Work to do: Lines containing "image" are to be counted. Give the number and nothing more.

Records to use:
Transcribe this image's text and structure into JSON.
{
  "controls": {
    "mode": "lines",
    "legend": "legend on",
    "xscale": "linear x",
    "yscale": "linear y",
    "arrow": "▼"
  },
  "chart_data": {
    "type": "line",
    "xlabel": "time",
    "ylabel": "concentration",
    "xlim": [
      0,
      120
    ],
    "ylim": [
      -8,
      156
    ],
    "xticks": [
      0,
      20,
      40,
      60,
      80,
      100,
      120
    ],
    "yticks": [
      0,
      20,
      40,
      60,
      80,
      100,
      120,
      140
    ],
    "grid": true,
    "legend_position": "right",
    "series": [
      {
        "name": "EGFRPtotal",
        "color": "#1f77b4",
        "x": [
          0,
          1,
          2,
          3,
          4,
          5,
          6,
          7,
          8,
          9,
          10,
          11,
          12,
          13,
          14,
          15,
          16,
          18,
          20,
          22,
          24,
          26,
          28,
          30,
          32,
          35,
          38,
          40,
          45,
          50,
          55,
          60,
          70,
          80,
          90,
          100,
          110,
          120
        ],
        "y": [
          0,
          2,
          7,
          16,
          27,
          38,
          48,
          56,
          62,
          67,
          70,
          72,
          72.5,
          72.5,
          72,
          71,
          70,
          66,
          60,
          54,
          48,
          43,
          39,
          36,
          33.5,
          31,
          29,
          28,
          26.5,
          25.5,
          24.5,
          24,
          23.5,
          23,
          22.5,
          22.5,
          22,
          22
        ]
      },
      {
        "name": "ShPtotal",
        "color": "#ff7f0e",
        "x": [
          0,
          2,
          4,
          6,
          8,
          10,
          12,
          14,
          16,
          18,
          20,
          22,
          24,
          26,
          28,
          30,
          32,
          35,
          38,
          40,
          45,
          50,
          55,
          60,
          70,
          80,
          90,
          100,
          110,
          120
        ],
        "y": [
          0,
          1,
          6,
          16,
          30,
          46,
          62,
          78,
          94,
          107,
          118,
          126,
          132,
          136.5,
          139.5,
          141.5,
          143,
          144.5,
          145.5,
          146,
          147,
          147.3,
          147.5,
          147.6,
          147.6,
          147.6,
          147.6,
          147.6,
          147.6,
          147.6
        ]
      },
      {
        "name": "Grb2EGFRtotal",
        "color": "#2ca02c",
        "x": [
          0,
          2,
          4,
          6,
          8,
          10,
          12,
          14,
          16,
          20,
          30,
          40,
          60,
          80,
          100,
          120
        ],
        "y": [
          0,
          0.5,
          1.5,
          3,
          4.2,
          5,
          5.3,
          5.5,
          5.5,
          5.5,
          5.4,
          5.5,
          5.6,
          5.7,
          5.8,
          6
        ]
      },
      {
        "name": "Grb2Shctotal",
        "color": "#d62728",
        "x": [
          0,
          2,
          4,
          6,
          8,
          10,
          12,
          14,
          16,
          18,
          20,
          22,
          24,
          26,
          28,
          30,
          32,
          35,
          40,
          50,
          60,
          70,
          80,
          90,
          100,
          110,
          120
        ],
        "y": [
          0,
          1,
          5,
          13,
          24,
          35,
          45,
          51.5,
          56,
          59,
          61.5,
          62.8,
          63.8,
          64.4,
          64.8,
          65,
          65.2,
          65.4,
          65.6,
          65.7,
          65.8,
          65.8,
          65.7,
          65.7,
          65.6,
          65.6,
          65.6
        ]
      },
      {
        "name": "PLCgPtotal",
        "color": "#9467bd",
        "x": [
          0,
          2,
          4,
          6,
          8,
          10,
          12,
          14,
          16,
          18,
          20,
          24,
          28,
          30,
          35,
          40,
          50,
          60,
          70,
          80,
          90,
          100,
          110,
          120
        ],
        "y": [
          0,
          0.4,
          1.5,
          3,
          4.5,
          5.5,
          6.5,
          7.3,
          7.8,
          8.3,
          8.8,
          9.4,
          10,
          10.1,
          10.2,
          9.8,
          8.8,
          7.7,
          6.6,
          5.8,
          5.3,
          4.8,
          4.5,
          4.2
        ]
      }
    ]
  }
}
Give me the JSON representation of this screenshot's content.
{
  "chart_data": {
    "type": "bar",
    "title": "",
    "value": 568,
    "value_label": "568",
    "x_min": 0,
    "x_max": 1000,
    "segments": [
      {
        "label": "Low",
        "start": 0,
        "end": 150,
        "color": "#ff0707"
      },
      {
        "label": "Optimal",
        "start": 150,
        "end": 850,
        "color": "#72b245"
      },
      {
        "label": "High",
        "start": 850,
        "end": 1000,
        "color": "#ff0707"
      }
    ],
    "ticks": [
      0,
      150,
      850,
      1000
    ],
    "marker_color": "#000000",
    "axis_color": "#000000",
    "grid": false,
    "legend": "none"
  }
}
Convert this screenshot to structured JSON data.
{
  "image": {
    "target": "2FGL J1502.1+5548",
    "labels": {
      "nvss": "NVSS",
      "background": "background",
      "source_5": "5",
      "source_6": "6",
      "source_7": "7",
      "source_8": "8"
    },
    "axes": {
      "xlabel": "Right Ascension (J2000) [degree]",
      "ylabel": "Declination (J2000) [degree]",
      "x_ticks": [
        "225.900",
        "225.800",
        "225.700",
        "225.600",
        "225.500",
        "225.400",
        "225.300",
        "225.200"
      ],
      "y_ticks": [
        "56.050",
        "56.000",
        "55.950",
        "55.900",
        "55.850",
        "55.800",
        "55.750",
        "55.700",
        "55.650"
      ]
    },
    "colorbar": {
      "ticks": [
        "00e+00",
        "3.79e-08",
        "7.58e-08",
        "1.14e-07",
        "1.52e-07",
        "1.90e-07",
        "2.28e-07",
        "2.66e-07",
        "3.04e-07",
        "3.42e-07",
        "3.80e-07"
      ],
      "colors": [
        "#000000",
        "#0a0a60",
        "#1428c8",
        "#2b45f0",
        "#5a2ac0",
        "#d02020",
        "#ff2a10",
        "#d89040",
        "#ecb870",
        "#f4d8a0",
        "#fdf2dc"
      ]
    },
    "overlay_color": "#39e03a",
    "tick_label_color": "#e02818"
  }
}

The completed task: 2